(WHAT IS REQUIRED):
Collect all lines containing the word "récupérés" from the data.

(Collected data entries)
# # # #
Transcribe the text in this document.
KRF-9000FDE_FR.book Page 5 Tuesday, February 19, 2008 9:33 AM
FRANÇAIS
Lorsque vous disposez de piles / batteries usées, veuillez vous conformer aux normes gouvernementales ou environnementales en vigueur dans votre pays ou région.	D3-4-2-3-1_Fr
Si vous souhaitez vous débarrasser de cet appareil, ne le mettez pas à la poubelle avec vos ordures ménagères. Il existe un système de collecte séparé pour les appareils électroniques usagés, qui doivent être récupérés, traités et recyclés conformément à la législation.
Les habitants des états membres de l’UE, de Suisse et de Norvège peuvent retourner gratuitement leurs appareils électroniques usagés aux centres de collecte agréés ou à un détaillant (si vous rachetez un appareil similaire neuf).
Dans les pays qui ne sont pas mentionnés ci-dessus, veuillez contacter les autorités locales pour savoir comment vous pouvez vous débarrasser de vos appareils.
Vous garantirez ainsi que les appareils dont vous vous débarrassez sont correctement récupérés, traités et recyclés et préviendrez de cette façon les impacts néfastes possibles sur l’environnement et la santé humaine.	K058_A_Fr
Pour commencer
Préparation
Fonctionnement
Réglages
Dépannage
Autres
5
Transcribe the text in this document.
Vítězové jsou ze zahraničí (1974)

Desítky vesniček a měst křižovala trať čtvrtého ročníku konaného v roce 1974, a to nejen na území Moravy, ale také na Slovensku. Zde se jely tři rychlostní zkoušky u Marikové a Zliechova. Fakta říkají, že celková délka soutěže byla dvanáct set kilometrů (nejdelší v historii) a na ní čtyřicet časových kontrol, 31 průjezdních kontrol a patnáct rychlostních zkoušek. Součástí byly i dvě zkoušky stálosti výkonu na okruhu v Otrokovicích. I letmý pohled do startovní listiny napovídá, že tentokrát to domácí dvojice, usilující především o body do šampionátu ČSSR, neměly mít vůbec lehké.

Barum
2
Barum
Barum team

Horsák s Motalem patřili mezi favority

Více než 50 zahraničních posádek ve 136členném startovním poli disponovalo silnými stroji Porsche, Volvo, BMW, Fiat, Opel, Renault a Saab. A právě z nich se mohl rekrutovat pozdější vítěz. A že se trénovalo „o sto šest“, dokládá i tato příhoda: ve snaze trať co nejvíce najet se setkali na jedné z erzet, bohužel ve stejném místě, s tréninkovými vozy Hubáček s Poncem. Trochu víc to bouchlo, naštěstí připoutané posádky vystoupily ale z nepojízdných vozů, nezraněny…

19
# # # #
(ANSWER TO THIS PROBLEM):
Si vous souhaitez vous débarrasser de cet appareil, ne le mettez pas à la poubelle avec vos ordures ménagères. Il existe un système de collecte séparé pour les appareils électroniques usagés, qui doivent être récupérés, traités et recyclés conformément à la législation.
Vous garantirez ainsi que les appareils dont vous vous débarrassez sont correctement récupérés, traités et recyclés et préviendrez de cette façon les impacts néfastes possibles sur l’environnement et la santé humaine.	K058_A_Fr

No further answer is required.